▸ **Prompt**: Go through the listing and return every line with "контроля" in it.

▸ **Extracted entries**:
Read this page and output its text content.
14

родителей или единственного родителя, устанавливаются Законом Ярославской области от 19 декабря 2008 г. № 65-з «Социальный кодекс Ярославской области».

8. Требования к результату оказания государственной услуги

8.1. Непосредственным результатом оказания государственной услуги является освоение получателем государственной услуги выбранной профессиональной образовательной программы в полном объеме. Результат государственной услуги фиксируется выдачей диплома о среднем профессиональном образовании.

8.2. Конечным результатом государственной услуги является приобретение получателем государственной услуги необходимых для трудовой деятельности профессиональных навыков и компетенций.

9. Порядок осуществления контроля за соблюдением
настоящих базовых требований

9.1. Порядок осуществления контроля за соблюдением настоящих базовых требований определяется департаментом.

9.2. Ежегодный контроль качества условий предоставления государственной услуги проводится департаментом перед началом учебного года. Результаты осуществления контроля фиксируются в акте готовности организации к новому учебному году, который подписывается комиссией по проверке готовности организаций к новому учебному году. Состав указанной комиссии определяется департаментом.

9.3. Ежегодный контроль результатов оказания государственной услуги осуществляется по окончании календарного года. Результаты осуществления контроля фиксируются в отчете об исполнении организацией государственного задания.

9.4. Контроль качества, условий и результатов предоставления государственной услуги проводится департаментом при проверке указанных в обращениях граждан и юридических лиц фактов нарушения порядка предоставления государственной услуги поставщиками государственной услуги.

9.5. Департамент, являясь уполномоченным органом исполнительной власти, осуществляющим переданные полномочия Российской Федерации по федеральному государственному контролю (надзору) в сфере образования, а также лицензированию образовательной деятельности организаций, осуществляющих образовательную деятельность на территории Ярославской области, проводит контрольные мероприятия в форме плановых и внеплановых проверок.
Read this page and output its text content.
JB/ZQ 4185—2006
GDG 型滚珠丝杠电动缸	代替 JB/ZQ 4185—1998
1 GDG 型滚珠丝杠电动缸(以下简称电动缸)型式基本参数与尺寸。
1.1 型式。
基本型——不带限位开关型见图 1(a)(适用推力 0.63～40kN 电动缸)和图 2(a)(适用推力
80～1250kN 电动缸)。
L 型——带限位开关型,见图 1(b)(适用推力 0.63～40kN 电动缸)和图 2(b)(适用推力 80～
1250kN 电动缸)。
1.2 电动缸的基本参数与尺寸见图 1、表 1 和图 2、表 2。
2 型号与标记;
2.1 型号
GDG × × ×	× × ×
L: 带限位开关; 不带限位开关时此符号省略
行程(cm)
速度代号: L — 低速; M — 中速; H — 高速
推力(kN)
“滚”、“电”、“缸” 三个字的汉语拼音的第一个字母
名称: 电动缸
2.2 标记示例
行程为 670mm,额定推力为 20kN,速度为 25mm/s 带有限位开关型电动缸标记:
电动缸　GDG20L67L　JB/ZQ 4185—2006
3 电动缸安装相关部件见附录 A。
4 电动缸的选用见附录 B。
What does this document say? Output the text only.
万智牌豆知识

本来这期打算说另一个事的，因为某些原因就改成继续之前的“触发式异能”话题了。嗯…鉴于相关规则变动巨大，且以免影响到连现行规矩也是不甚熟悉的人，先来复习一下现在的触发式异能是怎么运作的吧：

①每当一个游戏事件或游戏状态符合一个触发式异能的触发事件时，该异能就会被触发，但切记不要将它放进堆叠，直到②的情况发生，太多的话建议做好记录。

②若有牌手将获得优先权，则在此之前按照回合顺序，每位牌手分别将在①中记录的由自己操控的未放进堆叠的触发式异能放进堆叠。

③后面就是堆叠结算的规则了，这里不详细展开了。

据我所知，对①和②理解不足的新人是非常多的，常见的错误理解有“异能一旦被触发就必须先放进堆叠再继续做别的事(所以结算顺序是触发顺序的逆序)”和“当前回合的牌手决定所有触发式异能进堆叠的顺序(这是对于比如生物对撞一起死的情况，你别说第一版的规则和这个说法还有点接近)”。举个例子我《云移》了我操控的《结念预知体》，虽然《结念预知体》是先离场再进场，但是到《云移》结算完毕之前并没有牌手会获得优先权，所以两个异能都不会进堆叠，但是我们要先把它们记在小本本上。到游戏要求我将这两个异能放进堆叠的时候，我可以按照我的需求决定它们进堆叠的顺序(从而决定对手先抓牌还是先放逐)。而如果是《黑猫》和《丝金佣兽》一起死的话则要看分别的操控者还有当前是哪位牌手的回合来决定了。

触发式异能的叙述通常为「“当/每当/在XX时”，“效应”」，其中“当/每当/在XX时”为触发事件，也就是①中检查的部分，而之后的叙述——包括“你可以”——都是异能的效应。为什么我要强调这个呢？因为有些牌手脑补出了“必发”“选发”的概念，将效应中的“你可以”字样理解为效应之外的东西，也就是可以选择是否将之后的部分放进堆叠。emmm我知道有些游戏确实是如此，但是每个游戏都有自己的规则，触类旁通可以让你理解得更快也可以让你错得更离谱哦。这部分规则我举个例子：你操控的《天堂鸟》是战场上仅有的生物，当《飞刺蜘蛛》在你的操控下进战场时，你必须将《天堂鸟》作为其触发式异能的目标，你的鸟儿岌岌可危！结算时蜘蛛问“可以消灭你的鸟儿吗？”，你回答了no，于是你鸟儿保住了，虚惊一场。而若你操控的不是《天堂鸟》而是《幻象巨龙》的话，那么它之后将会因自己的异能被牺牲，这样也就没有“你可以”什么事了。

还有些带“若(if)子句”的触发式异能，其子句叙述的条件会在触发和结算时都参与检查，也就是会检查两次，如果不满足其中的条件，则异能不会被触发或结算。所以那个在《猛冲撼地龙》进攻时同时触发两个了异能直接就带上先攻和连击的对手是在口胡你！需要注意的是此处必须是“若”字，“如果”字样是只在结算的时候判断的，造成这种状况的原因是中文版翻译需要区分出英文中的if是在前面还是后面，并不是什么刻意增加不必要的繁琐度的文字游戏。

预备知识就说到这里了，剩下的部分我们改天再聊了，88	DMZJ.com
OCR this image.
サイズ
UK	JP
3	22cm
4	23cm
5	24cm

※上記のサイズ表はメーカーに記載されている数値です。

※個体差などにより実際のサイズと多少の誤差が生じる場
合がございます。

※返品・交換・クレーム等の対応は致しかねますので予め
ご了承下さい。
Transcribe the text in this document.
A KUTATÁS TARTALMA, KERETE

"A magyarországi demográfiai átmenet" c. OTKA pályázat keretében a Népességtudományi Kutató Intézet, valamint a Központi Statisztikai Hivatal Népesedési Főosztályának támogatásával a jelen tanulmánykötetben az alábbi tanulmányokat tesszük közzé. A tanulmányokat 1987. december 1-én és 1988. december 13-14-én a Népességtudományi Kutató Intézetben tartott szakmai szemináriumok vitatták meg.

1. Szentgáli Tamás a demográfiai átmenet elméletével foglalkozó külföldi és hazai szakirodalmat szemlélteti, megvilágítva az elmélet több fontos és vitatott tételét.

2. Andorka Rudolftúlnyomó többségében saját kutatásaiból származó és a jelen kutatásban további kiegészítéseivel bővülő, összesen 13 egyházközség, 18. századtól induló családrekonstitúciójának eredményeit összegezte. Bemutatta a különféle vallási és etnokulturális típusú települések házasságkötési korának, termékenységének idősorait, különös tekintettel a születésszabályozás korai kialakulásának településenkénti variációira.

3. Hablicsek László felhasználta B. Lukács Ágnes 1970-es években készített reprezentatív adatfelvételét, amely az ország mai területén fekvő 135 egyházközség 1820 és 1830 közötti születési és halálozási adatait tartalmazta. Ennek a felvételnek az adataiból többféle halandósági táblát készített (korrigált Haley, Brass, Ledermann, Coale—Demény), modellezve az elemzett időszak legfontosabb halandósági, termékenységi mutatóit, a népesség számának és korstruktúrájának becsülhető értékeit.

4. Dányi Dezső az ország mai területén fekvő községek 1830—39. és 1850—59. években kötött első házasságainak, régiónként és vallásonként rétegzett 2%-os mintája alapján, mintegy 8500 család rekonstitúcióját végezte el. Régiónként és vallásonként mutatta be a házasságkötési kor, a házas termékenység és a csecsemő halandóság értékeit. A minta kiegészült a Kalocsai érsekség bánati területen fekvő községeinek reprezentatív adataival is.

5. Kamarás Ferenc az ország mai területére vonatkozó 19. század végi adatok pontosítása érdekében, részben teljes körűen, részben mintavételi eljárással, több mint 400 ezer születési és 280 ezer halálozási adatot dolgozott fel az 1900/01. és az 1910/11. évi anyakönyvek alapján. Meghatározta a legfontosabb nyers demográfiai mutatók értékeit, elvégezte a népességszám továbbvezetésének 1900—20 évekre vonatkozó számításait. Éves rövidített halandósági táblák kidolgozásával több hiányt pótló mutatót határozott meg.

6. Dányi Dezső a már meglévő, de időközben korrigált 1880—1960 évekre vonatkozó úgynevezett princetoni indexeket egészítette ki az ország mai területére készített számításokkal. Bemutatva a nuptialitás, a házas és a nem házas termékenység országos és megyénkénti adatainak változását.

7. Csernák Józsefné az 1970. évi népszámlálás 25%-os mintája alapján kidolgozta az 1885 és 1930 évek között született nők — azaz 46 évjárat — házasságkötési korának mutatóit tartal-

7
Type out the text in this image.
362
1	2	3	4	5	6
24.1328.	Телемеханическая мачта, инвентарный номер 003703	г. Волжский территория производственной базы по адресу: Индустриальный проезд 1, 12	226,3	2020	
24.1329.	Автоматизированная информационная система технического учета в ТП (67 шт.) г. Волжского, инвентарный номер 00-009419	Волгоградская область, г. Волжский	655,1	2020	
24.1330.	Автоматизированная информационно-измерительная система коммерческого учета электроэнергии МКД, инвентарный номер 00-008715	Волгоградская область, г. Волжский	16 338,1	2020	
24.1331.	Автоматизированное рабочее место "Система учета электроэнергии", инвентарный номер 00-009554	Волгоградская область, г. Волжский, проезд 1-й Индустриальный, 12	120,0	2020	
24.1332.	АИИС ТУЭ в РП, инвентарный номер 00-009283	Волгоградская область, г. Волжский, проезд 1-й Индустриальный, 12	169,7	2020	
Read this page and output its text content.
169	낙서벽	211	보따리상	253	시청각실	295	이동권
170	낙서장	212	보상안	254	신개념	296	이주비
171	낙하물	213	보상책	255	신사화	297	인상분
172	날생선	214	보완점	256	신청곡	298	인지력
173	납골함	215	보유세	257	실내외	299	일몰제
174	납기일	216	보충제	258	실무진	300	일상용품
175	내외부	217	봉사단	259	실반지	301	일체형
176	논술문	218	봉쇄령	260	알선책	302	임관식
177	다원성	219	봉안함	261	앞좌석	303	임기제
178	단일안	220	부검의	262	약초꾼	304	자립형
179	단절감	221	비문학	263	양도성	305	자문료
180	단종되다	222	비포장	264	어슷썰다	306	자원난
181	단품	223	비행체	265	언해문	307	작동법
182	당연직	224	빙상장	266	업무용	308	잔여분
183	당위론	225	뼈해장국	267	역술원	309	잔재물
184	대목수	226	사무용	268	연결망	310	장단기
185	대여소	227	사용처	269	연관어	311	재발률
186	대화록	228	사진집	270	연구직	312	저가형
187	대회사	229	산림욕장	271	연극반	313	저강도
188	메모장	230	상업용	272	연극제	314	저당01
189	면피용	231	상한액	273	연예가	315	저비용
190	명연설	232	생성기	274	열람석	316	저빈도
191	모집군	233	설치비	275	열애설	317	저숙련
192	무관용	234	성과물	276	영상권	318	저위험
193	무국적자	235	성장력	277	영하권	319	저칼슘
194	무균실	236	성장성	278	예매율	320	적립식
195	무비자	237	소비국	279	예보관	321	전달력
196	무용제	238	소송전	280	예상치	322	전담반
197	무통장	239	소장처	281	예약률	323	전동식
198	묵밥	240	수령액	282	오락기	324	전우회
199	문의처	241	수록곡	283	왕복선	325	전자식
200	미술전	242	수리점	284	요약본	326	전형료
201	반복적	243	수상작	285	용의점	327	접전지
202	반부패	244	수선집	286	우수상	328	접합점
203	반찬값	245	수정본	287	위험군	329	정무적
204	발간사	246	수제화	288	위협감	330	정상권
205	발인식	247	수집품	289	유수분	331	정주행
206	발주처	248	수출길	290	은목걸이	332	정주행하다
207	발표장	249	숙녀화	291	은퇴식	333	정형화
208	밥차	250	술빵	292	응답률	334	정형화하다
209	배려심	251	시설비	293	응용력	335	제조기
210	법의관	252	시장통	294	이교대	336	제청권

▸ **Output below**:
9. Порядок осуществления контроля за соблюдением
9.1. Порядок осуществления контроля за соблюдением настоящих базовых требований определяется департаментом.
9.2. Ежегодный контроль качества условий предоставления государственной услуги проводится департаментом перед началом учебного года. Результаты осуществления контроля фиксируются в акте готовности организации к новому учебному году, который подписывается комиссией по проверке готовности организаций к новому учебному году. Состав указанной комиссии определяется департаментом.
9.3. Ежегодный контроль результатов оказания государственной услуги осуществляется по окончании календарного года. Результаты осуществления контроля фиксируются в отчете об исполнении организацией государственного задания.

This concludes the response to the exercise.